=== Stored records ===
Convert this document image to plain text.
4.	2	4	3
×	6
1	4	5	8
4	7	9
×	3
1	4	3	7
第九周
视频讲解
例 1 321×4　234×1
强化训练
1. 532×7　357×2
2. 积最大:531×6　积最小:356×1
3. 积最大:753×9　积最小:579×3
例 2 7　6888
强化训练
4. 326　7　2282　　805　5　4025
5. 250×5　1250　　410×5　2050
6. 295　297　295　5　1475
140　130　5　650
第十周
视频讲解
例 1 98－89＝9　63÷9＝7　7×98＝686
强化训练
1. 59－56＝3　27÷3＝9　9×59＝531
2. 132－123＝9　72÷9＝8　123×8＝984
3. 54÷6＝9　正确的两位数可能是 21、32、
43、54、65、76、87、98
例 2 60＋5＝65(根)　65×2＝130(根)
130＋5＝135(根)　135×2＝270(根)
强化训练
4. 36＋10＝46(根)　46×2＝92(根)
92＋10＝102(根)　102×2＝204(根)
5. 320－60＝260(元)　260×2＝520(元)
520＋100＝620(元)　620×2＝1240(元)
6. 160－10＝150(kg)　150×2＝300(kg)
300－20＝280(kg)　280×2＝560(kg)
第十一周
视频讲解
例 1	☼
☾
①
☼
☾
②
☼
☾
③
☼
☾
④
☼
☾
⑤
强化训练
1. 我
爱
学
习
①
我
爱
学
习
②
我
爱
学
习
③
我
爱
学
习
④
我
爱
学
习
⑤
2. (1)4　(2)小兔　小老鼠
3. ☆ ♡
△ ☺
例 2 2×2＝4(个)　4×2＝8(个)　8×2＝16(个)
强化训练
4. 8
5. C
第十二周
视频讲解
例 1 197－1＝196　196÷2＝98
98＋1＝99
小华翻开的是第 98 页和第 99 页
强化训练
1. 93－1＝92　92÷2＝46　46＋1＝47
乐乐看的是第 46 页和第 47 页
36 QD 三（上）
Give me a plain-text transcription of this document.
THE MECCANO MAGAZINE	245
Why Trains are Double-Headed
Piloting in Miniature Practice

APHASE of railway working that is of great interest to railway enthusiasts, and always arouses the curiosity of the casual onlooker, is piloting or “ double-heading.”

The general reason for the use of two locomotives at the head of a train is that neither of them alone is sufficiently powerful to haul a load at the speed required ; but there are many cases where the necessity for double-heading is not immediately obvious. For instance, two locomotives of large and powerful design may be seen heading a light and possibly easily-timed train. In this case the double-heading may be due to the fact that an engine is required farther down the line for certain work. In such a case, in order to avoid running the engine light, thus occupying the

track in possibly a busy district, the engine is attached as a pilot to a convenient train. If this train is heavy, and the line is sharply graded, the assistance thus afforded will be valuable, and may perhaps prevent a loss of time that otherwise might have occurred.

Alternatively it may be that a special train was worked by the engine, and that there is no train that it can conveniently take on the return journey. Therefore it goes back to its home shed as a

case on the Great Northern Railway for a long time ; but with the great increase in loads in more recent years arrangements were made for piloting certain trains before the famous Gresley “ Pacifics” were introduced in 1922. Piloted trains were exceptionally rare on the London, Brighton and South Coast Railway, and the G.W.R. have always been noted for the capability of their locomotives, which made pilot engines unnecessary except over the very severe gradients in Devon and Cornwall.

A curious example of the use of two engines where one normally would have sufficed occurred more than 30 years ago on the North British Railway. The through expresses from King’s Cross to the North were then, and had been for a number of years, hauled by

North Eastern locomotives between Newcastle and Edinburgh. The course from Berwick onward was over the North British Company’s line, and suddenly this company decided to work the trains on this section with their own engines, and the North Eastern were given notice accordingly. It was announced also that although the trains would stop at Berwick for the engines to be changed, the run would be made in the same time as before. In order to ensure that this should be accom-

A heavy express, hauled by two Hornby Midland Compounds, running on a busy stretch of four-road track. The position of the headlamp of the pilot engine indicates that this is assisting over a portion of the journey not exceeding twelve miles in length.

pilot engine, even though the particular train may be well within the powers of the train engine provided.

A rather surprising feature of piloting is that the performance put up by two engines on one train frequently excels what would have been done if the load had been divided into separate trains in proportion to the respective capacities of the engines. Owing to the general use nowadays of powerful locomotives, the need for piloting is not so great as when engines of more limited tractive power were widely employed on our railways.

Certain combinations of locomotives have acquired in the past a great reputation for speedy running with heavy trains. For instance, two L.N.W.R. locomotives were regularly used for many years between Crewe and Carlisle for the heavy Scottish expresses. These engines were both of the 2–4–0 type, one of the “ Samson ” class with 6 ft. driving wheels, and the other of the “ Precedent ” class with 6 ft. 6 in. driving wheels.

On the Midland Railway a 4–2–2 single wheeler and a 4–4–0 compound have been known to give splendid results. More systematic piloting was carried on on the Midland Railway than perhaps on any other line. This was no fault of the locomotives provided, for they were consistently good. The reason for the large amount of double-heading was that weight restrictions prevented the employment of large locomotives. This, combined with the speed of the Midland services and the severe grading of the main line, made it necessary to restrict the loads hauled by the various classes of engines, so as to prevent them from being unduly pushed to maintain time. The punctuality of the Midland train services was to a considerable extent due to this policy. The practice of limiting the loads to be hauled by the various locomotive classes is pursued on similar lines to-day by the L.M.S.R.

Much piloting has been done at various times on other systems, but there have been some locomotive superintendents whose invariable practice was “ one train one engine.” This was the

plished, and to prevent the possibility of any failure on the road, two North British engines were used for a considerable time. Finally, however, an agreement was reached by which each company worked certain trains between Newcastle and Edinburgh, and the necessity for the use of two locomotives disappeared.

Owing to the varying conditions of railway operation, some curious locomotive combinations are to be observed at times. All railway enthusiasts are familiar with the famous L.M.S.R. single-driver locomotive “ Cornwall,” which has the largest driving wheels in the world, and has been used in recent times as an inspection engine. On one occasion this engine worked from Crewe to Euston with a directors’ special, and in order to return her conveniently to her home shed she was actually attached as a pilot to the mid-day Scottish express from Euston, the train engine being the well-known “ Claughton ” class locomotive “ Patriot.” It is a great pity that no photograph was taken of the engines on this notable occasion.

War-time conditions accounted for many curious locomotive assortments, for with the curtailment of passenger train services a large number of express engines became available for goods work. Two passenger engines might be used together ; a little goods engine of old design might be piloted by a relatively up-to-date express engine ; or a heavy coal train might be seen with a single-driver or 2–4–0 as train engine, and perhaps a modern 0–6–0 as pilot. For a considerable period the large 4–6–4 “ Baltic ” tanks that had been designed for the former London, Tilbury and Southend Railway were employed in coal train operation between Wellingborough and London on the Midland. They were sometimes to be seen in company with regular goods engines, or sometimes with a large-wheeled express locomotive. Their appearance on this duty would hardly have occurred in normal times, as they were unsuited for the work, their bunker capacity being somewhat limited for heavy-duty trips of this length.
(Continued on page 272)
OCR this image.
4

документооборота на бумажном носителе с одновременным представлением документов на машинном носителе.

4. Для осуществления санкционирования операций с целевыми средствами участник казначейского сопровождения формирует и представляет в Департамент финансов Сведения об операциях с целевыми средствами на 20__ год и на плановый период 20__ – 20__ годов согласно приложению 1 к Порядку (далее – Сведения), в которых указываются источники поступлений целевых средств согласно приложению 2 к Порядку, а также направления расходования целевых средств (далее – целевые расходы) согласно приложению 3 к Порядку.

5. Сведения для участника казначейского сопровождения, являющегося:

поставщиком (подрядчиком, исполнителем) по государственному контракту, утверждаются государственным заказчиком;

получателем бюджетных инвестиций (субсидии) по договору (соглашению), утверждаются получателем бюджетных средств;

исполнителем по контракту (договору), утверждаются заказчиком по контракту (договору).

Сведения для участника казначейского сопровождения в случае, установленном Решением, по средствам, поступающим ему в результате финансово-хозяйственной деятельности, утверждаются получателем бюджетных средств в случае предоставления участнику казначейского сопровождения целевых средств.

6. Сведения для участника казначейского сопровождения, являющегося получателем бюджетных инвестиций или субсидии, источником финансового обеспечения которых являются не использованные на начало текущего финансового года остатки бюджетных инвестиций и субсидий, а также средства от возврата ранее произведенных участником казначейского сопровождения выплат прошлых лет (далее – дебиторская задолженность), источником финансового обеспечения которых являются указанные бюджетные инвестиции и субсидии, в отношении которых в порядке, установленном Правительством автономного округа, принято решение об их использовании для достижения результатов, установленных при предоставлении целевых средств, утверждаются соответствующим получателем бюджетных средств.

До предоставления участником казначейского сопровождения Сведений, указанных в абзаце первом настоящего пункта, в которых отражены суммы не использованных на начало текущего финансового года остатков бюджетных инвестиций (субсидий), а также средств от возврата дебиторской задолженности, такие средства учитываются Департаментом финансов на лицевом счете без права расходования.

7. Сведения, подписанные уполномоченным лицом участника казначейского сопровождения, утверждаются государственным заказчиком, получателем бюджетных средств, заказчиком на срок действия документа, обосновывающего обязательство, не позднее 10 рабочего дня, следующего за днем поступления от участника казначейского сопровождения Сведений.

=== SHORT PROBLEM ===
Filter the listing for the word "expresses" and copy every line that holds it.

=== FULL OUTPUT ===
A curious example of the use of two engines where one normally would have sufficed occurred more than 30 years ago on the North British Railway. The through expresses from King’s Cross to the North were then, and had been for a number of years, hauled by
Certain combinations of locomotives have acquired in the past a great reputation for speedy running with heavy trains. For instance, two L.N.W.R. locomotives were regularly used for many years between Crewe and Carlisle for the heavy Scottish expresses. These engines were both of the 2–4–0 type, one of the “ Samson ” class with 6 ft. driving wheels, and the other of the “ Precedent ” class with 6 ft. 6 in. driving wheels.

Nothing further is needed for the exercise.